CHALLENGE:
Transcribe the records that follow. Keep every word exactly, and drop the pictures.

--- BEGIN ---

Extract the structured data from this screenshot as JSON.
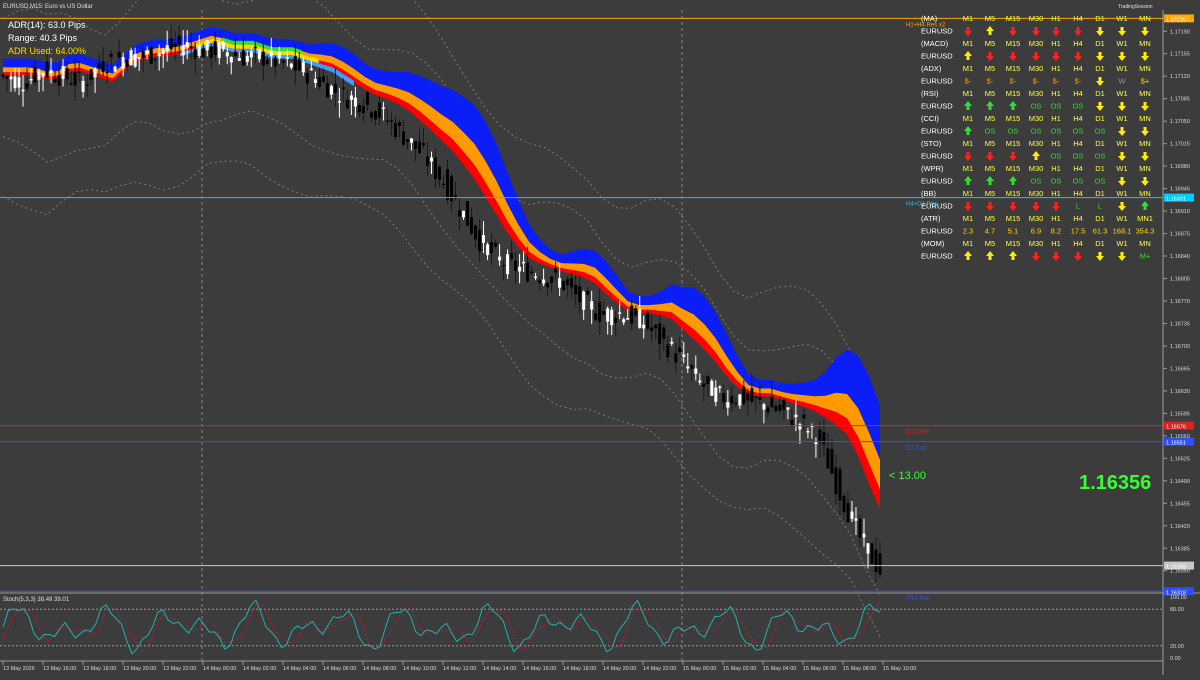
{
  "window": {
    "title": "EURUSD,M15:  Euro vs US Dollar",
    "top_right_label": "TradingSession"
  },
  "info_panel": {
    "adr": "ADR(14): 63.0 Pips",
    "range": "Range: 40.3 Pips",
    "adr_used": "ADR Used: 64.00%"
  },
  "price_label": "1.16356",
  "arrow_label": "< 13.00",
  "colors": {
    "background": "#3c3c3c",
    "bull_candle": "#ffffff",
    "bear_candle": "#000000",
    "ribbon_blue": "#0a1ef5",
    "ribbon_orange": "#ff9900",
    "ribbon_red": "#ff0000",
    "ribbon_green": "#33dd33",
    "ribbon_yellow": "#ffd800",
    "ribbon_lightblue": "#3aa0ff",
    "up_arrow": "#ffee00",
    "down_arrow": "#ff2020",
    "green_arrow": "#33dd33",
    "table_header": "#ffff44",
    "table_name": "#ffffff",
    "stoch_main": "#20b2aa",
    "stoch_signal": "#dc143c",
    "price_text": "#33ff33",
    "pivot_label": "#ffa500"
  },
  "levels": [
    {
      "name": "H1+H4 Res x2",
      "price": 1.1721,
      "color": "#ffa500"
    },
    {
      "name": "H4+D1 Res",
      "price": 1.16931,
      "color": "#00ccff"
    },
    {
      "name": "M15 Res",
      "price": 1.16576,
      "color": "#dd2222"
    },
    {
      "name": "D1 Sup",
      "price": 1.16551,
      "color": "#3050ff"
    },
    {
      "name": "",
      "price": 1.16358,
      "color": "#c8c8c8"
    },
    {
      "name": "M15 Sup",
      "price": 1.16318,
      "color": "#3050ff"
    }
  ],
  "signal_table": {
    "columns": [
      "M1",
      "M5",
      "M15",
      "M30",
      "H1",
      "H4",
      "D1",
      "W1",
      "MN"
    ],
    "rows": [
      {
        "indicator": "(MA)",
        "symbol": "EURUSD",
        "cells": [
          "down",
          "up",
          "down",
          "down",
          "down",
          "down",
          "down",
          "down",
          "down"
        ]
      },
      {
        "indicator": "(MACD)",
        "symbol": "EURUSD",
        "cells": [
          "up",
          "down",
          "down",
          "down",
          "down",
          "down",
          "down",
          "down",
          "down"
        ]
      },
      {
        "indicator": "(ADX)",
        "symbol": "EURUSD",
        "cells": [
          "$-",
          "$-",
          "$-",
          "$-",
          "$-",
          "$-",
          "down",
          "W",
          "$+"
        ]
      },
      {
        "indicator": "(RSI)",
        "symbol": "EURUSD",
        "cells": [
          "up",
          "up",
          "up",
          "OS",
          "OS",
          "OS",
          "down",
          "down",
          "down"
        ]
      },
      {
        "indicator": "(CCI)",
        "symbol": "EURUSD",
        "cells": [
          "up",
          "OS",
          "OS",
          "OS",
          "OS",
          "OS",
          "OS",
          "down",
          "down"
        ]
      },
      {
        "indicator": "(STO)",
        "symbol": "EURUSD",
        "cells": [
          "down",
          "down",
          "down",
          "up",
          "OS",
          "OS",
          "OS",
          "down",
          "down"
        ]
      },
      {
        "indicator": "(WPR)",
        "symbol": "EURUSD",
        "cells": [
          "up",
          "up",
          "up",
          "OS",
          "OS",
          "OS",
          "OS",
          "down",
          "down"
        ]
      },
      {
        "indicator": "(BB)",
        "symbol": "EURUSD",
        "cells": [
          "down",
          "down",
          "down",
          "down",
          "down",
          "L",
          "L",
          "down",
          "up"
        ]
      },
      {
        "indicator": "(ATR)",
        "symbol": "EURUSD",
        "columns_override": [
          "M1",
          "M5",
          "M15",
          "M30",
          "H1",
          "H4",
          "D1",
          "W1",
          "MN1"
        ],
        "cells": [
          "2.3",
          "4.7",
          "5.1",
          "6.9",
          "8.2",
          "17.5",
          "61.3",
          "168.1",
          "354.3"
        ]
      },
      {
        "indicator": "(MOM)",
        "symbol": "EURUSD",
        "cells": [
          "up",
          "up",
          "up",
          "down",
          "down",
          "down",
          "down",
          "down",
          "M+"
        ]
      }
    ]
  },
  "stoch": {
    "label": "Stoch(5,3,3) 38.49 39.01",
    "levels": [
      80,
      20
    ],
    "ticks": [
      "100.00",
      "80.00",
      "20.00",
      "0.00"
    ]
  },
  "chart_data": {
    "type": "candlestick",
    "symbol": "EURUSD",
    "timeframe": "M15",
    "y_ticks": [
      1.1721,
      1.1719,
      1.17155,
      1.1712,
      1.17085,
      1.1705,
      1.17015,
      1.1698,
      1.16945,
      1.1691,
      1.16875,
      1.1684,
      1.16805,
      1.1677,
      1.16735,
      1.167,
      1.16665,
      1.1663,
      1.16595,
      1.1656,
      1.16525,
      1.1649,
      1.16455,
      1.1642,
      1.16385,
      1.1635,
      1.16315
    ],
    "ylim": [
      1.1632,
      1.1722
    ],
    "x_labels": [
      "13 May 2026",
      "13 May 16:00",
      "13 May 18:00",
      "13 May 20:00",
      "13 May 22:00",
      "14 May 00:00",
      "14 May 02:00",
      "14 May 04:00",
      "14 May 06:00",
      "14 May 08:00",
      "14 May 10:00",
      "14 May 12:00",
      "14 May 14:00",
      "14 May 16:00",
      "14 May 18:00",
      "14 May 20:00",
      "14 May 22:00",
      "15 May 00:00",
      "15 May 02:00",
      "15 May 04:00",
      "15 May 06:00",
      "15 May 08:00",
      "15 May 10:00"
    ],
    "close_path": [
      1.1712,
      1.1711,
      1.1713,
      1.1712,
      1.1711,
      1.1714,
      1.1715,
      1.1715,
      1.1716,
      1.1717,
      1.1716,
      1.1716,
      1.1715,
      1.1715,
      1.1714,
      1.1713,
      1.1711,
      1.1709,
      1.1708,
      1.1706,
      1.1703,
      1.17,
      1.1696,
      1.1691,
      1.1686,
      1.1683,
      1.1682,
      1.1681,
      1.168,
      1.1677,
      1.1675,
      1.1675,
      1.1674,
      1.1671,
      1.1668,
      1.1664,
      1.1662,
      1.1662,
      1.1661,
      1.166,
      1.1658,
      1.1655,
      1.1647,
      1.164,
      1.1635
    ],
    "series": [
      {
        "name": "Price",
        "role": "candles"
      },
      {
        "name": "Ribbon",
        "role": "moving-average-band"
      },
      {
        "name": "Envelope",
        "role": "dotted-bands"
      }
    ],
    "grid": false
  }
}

--- END ---

EXERCISE RESPONSE:
Extract the structured data from this screenshot as JSON.
{
  "window": {
    "title": "EURUSD,M15:  Euro vs US Dollar",
    "top_right_label": "TradingSession"
  },
  "info_panel": {
    "adr": "ADR(14): 63.0 Pips",
    "range": "Range: 40.3 Pips",
    "adr_used": "ADR Used: 64.00%"
  },
  "price_label": "1.16356",
  "arrow_label": "< 13.00",
  "colors": {
    "background": "#3c3c3c",
    "bull_candle": "#ffffff",
    "bear_candle": "#000000",
    "ribbon_blue": "#0a1ef5",
    "ribbon_orange": "#ff9900",
    "ribbon_red": "#ff0000",
    "ribbon_green": "#33dd33",
    "ribbon_yellow": "#ffd800",
    "ribbon_lightblue": "#3aa0ff",
    "up_arrow": "#ffee00",
    "down_arrow": "#ff2020",
    "green_arrow": "#33dd33",
    "table_header": "#ffff44",
    "table_name": "#ffffff",
    "stoch_main": "#20b2aa",
    "stoch_signal": "#dc143c",
    "price_text": "#33ff33",
    "pivot_label": "#ffa500"
  },
  "levels": [
    {
      "name": "H1+H4 Res x2",
      "price": 1.1721,
      "color": "#ffa500"
    },
    {
      "name": "H4+D1 Res",
      "price": 1.16931,
      "color": "#00ccff"
    },
    {
      "name": "M15 Res",
      "price": 1.16576,
      "color": "#dd2222"
    },
    {
      "name": "D1 Sup",
      "price": 1.16551,
      "color": "#3050ff"
    },
    {
      "name": "",
      "price": 1.16358,
      "color": "#c8c8c8"
    },
    {
      "name": "M15 Sup",
      "price": 1.16318,
      "color": "#3050ff"
    }
  ],
  "signal_table": {
    "columns": [
      "M1",
      "M5",
      "M15",
      "M30",
      "H1",
      "H4",
      "D1",
      "W1",
      "MN"
    ],
    "rows": [
      {
        "indicator": "(MA)",
        "symbol": "EURUSD",
        "cells": [
          "down",
          "up",
          "down",
          "down",
          "down",
          "down",
          "down",
          "down",
          "down"
        ]
      },
      {
        "indicator": "(MACD)",
        "symbol": "EURUSD",
        "cells": [
          "up",
          "down",
          "down",
          "down",
          "down",
          "down",
          "down",
          "down",
          "down"
        ]
      },
      {
        "indicator": "(ADX)",
        "symbol": "EURUSD",
        "cells": [
          "$-",
          "$-",
          "$-",
          "$-",
          "$-",
          "$-",
          "down",
          "W",
          "$+"
        ]
      },
      {
        "indicator": "(RSI)",
        "symbol": "EURUSD",
        "cells": [
          "up",
          "up",
          "up",
          "OS",
          "OS",
          "OS",
          "down",
          "down",
          "down"
        ]
      },
      {
        "indicator": "(CCI)",
        "symbol": "EURUSD",
        "cells": [
          "up",
          "OS",
          "OS",
          "OS",
          "OS",
          "OS",
          "OS",
          "down",
          "down"
        ]
      },
      {
        "indicator": "(STO)",
        "symbol": "EURUSD",
        "cells": [
          "down",
          "down",
          "down",
          "up",
          "OS",
          "OS",
          "OS",
          "down",
          "down"
        ]
      },
      {
        "indicator": "(WPR)",
        "symbol": "EURUSD",
        "cells": [
          "up",
          "up",
          "up",
          "OS",
          "OS",
          "OS",
          "OS",
          "down",
          "down"
        ]
      },
      {
        "indicator": "(BB)",
        "symbol": "EURUSD",
        "cells": [
          "down",
          "down",
          "down",
          "down",
          "down",
          "L",
          "L",
          "down",
          "up"
        ]
      },
      {
        "indicator": "(ATR)",
        "symbol": "EURUSD",
        "columns_override": [
          "M1",
          "M5",
          "M15",
          "M30",
          "H1",
          "H4",
          "D1",
          "W1",
          "MN1"
        ],
        "cells": [
          "2.3",
          "4.7",
          "5.1",
          "6.9",
          "8.2",
          "17.5",
          "61.3",
          "168.1",
          "354.3"
        ]
      },
      {
        "indicator": "(MOM)",
        "symbol": "EURUSD",
        "cells": [
          "up",
          "up",
          "up",
          "down",
          "down",
          "down",
          "down",
          "down",
          "M+"
        ]
      }
    ]
  },
  "stoch": {
    "label": "Stoch(5,3,3) 38.49 39.01",
    "levels": [
      80,
      20
    ],
    "ticks": [
      "100.00",
      "80.00",
      "20.00",
      "0.00"
    ]
  },
  "chart_data": {
    "type": "candlestick",
    "symbol": "EURUSD",
    "timeframe": "M15",
    "y_ticks": [
      1.1721,
      1.1719,
      1.17155,
      1.1712,
      1.17085,
      1.1705,
      1.17015,
      1.1698,
      1.16945,
      1.1691,
      1.16875,
      1.1684,
      1.16805,
      1.1677,
      1.16735,
      1.167,
      1.16665,
      1.1663,
      1.16595,
      1.1656,
      1.16525,
      1.1649,
      1.16455,
      1.1642,
      1.16385,
      1.1635,
      1.16315
    ],
    "ylim": [
      1.1632,
      1.1722
    ],
    "x_labels": [
      "13 May 2026",
      "13 May 16:00",
      "13 May 18:00",
      "13 May 20:00",
      "13 May 22:00",
      "14 May 00:00",
      "14 May 02:00",
      "14 May 04:00",
      "14 May 06:00",
      "14 May 08:00",
      "14 May 10:00",
      "14 May 12:00",
      "14 May 14:00",
      "14 May 16:00",
      "14 May 18:00",
      "14 May 20:00",
      "14 May 22:00",
      "15 May 00:00",
      "15 May 02:00",
      "15 May 04:00",
      "15 May 06:00",
      "15 May 08:00",
      "15 May 10:00"
    ],
    "close_path": [
      1.1712,
      1.1711,
      1.1713,
      1.1712,
      1.1711,
      1.1714,
      1.1715,
      1.1715,
      1.1716,
      1.1717,
      1.1716,
      1.1716,
      1.1715,
      1.1715,
      1.1714,
      1.1713,
      1.1711,
      1.1709,
      1.1708,
      1.1706,
      1.1703,
      1.17,
      1.1696,
      1.1691,
      1.1686,
      1.1683,
      1.1682,
      1.1681,
      1.168,
      1.1677,
      1.1675,
      1.1675,
      1.1674,
      1.1671,
      1.1668,
      1.1664,
      1.1662,
      1.1662,
      1.1661,
      1.166,
      1.1658,
      1.1655,
      1.1647,
      1.164,
      1.1635
    ],
    "series": [
      {
        "name": "Price",
        "role": "candles"
      },
      {
        "name": "Ribbon",
        "role": "moving-average-band"
      },
      {
        "name": "Envelope",
        "role": "dotted-bands"
      }
    ],
    "grid": false
  }
}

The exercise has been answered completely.